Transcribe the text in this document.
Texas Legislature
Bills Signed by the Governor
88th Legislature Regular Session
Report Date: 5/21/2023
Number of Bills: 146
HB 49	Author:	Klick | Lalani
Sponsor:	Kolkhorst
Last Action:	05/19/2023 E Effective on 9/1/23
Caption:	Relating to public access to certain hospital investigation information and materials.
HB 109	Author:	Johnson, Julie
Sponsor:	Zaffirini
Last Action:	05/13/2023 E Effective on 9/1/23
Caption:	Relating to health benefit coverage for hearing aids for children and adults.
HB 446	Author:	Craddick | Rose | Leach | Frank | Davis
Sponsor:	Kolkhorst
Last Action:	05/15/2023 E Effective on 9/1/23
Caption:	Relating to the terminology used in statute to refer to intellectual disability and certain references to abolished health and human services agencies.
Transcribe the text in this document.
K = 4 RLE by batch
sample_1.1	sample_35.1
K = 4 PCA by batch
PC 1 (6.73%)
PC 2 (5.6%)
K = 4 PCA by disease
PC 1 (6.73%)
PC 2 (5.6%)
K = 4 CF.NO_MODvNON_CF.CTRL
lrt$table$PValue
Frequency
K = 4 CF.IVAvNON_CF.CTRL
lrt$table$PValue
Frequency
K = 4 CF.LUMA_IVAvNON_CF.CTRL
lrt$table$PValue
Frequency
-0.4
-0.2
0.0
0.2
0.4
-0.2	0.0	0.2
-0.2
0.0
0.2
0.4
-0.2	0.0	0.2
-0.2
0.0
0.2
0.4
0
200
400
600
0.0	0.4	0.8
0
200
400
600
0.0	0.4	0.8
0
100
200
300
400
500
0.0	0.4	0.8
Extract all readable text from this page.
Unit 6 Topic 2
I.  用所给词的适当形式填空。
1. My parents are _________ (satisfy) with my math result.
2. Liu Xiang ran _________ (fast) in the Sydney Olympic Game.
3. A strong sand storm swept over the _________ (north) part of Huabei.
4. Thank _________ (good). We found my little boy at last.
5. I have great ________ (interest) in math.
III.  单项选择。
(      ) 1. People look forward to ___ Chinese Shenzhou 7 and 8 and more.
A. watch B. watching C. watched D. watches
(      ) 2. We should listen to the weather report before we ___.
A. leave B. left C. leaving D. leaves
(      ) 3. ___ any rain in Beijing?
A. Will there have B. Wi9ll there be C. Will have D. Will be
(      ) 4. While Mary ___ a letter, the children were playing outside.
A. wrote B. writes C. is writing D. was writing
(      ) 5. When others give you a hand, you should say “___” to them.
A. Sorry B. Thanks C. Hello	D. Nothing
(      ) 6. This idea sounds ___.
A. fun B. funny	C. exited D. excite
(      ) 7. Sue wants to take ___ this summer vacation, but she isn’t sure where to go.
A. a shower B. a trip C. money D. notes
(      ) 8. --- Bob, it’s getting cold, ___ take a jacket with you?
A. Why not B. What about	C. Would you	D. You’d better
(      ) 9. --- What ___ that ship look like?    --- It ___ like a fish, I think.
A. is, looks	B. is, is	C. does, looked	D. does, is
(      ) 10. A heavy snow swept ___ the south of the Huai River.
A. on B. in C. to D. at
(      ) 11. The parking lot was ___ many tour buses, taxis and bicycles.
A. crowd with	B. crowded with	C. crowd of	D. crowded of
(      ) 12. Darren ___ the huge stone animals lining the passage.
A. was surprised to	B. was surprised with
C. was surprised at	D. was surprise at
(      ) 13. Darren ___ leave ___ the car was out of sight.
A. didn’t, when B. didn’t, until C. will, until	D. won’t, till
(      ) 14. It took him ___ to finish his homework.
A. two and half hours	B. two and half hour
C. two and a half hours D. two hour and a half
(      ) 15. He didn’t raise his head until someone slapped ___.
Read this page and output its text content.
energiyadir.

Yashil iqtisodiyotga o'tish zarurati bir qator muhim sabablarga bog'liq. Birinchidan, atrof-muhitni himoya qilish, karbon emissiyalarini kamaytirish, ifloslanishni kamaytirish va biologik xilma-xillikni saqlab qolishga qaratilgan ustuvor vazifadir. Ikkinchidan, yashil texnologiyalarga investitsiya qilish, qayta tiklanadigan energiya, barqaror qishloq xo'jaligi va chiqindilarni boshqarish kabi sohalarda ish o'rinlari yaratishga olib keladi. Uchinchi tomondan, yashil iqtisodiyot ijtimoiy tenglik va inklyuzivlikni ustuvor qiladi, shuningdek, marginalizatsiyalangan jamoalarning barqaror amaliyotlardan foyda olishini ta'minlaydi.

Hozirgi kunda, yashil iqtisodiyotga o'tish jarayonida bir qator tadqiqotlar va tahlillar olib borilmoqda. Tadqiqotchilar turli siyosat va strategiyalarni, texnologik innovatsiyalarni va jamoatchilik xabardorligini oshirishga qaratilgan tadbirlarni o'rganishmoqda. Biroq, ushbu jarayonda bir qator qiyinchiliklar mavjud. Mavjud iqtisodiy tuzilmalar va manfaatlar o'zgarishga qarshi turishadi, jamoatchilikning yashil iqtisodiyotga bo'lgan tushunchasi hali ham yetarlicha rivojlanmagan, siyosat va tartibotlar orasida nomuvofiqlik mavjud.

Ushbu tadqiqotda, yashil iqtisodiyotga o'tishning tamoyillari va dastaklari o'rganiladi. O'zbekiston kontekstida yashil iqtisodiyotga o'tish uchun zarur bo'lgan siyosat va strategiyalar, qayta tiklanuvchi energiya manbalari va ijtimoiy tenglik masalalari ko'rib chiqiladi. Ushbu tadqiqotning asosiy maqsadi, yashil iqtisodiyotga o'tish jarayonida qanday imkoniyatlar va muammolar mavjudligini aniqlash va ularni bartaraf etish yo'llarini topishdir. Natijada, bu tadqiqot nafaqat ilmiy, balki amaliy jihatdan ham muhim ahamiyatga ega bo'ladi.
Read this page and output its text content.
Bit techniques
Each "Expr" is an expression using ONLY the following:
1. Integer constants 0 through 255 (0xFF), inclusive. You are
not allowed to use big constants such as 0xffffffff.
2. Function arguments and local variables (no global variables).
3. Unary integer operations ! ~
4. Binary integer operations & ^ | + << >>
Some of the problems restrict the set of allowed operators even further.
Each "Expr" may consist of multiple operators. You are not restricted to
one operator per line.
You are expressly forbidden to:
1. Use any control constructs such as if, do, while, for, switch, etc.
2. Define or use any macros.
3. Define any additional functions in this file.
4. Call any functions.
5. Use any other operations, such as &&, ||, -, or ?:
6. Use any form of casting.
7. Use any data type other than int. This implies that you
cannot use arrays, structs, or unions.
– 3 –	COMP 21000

> Set problem
Give the count of lines that hold the word "swept", with nothing added.

> Written solution
2